[DOCUMENT EXCERPT]
┌────────

We are very proud to present our showcase of the graduating students from Kura Toi a Hoahoa School of Art and Design at AUT. The student work represents the culmination of an educational experience, exploring a range of art and design topics, issues, approaches, and technologies. These creative projects reflect the School’s ambition to foster the individual creative potential of each student through engagement with world-class facilities. Our students create consciously and communicate within a culture of inclusivity, reciprocity and connectedness, embedding the University values of tika, pono and aroha.
We hope you enjoy viewing the art and design work and helping us to celebrate the outstanding achievements of our students in 2024
Ngā mihi nui,
Professor Mandy Smith
Head of School
Kura Toi a Hoahoa School of Art and Design
Communication Design can provoke a change in understanding, challenge behaviours or tell a story by sharing and communicating messages. Student work represents historical and modern concepts of visual language and design. Conversations that represent the power of language that ultimately impact our everyday lives.

└────────

[EXCERPTED RECORDS]
┌────────

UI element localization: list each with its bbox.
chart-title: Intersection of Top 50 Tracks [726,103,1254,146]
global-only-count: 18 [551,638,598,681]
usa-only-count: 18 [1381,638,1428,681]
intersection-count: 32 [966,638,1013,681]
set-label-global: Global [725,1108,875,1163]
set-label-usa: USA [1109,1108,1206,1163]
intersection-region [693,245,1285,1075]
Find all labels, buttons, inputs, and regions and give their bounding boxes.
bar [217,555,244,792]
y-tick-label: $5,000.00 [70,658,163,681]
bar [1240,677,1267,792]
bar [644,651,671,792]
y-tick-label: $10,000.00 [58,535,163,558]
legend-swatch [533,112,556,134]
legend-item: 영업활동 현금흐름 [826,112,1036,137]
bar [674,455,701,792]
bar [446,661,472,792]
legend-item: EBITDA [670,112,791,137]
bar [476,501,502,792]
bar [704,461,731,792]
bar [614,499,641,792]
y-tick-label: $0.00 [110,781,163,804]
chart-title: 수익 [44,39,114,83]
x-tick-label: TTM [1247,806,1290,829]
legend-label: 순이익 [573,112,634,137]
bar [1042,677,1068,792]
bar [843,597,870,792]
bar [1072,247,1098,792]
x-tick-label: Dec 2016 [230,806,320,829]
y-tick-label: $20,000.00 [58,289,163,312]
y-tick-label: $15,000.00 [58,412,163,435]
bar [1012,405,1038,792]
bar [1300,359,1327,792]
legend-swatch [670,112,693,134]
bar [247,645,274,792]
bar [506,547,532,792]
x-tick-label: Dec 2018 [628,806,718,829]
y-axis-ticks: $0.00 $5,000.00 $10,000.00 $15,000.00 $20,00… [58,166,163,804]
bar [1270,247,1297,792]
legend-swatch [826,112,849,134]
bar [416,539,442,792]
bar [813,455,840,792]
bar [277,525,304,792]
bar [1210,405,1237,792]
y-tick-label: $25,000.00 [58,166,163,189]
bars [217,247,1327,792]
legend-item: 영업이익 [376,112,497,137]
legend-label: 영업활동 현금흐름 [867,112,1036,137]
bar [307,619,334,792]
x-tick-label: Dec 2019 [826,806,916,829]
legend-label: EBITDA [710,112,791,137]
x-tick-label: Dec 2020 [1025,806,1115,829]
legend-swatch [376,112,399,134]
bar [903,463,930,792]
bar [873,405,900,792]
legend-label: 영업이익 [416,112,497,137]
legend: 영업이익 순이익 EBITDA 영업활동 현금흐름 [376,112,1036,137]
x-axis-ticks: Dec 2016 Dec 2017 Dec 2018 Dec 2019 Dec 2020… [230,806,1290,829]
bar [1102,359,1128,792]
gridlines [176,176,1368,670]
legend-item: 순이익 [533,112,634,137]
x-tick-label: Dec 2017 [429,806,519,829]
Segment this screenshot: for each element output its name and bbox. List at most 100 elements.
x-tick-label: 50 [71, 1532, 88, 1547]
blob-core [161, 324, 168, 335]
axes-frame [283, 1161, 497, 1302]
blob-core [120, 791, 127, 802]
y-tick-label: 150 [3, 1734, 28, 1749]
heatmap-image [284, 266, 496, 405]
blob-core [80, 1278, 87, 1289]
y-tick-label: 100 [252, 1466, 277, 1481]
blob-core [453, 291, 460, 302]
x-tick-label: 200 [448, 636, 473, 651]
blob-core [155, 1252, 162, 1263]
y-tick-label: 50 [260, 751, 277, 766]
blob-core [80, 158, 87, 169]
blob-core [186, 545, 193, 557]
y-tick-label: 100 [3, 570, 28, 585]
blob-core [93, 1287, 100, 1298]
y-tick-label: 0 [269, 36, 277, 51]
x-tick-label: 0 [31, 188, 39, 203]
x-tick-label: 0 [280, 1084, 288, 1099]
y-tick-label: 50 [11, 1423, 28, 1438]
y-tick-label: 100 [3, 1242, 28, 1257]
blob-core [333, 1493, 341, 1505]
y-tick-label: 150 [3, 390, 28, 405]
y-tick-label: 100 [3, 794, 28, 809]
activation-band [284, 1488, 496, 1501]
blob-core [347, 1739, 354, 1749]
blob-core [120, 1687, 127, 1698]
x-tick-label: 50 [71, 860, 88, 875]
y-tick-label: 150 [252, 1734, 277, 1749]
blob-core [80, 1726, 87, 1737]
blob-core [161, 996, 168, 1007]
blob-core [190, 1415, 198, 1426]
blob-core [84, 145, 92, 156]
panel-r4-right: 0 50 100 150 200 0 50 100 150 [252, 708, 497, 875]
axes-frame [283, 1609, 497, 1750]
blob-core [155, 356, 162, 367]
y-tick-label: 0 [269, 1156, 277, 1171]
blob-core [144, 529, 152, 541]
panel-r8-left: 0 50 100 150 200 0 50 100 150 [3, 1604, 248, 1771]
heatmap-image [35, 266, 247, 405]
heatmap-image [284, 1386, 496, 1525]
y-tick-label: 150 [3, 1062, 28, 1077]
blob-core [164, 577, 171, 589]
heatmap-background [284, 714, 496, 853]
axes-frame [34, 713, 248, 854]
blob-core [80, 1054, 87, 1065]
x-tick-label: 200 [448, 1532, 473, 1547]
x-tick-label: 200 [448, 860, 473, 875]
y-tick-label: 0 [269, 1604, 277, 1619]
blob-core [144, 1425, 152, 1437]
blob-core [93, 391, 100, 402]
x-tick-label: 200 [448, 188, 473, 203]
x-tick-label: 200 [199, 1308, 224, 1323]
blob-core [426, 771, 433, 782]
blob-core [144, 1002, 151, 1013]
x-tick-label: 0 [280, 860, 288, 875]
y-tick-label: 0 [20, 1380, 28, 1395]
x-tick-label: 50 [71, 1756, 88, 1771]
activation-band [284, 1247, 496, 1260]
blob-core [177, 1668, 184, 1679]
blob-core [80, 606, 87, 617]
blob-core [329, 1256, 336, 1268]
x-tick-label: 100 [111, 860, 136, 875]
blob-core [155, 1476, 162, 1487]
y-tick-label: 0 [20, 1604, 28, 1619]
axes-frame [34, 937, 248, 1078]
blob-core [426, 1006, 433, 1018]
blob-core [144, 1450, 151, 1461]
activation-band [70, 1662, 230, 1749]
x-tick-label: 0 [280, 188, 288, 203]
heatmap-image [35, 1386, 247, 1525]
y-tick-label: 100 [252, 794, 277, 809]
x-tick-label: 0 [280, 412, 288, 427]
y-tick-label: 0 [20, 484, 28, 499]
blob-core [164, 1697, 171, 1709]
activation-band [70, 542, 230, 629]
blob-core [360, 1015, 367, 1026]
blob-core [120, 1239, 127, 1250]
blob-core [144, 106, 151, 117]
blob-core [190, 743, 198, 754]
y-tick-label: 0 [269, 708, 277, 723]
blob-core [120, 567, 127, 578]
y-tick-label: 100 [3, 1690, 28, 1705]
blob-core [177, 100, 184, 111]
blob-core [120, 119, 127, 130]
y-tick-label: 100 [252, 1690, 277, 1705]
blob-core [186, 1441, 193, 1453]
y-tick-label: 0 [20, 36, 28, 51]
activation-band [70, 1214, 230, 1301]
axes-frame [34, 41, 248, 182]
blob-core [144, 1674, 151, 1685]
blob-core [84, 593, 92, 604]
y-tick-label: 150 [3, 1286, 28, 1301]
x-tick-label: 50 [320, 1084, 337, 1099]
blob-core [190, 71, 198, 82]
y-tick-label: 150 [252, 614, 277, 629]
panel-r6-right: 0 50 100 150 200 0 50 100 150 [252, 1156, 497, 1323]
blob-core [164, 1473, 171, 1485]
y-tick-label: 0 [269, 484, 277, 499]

└────────

[PROBLEM TO WORK ON] Repeat the showcase welcome text verbatim, from "We hope you" to "our everyday lives.".

[THE REPLY]
We hope you enjoy viewing the art and design work and helping us to celebrate the outstanding achievements of our students in 2024
Ngā mihi nui,
Professor Mandy Smith
Head of School
Kura Toi a Hoahoa School of Art and Design
Communication Design can provoke a change in understanding, challenge behaviours or tell a story by sharing and communicating messages. Student work represents historical and modern concepts of visual language and design. Conversations that represent the power of language that ultimately impact our everyday lives.